====== Data supplied
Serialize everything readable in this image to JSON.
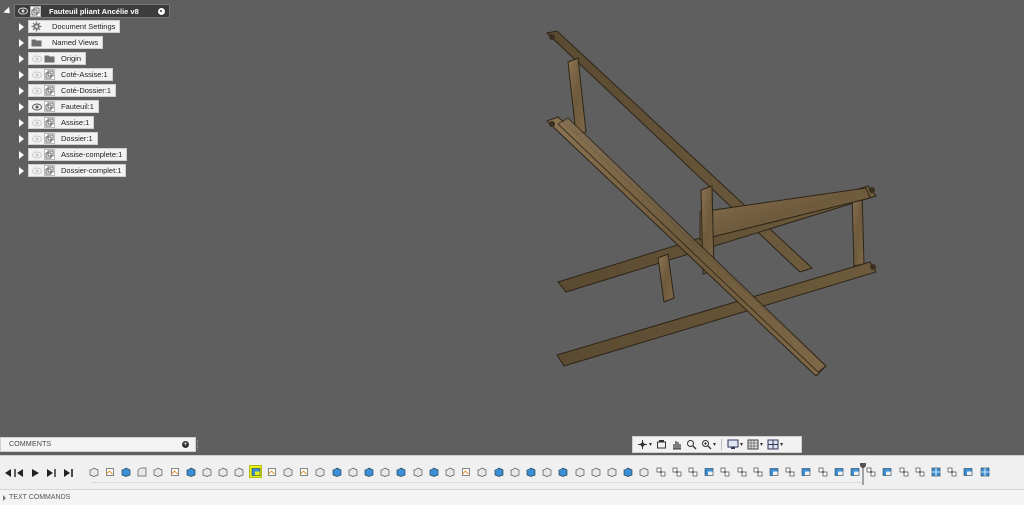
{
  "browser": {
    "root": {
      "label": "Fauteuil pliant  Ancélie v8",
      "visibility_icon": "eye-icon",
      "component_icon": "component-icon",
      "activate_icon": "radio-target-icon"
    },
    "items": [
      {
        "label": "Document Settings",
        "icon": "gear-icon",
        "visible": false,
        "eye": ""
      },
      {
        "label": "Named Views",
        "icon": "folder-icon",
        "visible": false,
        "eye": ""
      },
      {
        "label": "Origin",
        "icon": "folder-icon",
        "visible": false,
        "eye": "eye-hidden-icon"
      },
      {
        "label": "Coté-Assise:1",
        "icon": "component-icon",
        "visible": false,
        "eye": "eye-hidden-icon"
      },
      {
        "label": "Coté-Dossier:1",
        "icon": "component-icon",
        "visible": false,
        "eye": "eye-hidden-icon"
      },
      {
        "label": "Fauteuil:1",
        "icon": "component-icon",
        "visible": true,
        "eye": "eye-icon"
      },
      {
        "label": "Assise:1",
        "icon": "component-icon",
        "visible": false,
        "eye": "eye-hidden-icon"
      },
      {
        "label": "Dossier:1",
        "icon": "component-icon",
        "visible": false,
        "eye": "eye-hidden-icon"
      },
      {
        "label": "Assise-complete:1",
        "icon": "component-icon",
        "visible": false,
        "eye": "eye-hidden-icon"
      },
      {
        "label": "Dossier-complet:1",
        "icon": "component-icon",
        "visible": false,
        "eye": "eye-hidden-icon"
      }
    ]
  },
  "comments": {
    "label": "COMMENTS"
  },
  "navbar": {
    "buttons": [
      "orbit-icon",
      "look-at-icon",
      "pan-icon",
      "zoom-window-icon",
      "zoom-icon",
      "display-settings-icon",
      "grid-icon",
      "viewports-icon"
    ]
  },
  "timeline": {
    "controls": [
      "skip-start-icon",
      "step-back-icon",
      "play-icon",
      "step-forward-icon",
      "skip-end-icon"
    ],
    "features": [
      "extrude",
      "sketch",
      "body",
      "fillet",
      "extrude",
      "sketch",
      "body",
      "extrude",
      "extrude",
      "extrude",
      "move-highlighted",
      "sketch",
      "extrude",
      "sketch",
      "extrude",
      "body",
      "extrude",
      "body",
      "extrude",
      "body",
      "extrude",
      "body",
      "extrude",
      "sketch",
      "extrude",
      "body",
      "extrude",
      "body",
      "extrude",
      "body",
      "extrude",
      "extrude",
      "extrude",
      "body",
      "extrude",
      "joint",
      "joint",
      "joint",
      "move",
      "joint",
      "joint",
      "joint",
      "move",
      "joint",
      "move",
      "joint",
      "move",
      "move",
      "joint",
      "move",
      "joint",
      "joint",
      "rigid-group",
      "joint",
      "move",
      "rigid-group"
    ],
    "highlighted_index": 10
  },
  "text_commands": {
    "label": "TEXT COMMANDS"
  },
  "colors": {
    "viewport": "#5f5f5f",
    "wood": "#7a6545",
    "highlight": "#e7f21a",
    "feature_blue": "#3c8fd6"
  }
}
============
Transcribe the records above exactly, leaving out every picture.

▶ _Solution_:
Serialize everything readable in this image to JSON.
{
  "browser": {
    "root": {
      "label": "Fauteuil pliant  Ancélie v8",
      "visibility_icon": "eye-icon",
      "component_icon": "component-icon",
      "activate_icon": "radio-target-icon"
    },
    "items": [
      {
        "label": "Document Settings",
        "icon": "gear-icon",
        "visible": false,
        "eye": ""
      },
      {
        "label": "Named Views",
        "icon": "folder-icon",
        "visible": false,
        "eye": ""
      },
      {
        "label": "Origin",
        "icon": "folder-icon",
        "visible": false,
        "eye": "eye-hidden-icon"
      },
      {
        "label": "Coté-Assise:1",
        "icon": "component-icon",
        "visible": false,
        "eye": "eye-hidden-icon"
      },
      {
        "label": "Coté-Dossier:1",
        "icon": "component-icon",
        "visible": false,
        "eye": "eye-hidden-icon"
      },
      {
        "label": "Fauteuil:1",
        "icon": "component-icon",
        "visible": true,
        "eye": "eye-icon"
      },
      {
        "label": "Assise:1",
        "icon": "component-icon",
        "visible": false,
        "eye": "eye-hidden-icon"
      },
      {
        "label": "Dossier:1",
        "icon": "component-icon",
        "visible": false,
        "eye": "eye-hidden-icon"
      },
      {
        "label": "Assise-complete:1",
        "icon": "component-icon",
        "visible": false,
        "eye": "eye-hidden-icon"
      },
      {
        "label": "Dossier-complet:1",
        "icon": "component-icon",
        "visible": false,
        "eye": "eye-hidden-icon"
      }
    ]
  },
  "comments": {
    "label": "COMMENTS"
  },
  "navbar": {
    "buttons": [
      "orbit-icon",
      "look-at-icon",
      "pan-icon",
      "zoom-window-icon",
      "zoom-icon",
      "display-settings-icon",
      "grid-icon",
      "viewports-icon"
    ]
  },
  "timeline": {
    "controls": [
      "skip-start-icon",
      "step-back-icon",
      "play-icon",
      "step-forward-icon",
      "skip-end-icon"
    ],
    "features": [
      "extrude",
      "sketch",
      "body",
      "fillet",
      "extrude",
      "sketch",
      "body",
      "extrude",
      "extrude",
      "extrude",
      "move-highlighted",
      "sketch",
      "extrude",
      "sketch",
      "extrude",
      "body",
      "extrude",
      "body",
      "extrude",
      "body",
      "extrude",
      "body",
      "extrude",
      "sketch",
      "extrude",
      "body",
      "extrude",
      "body",
      "extrude",
      "body",
      "extrude",
      "extrude",
      "extrude",
      "body",
      "extrude",
      "joint",
      "joint",
      "joint",
      "move",
      "joint",
      "joint",
      "joint",
      "move",
      "joint",
      "move",
      "joint",
      "move",
      "move",
      "joint",
      "move",
      "joint",
      "joint",
      "rigid-group",
      "joint",
      "move",
      "rigid-group"
    ],
    "highlighted_index": 10
  },
  "text_commands": {
    "label": "TEXT COMMANDS"
  },
  "colors": {
    "viewport": "#5f5f5f",
    "wood": "#7a6545",
    "highlight": "#e7f21a",
    "feature_blue": "#3c8fd6"
  }
}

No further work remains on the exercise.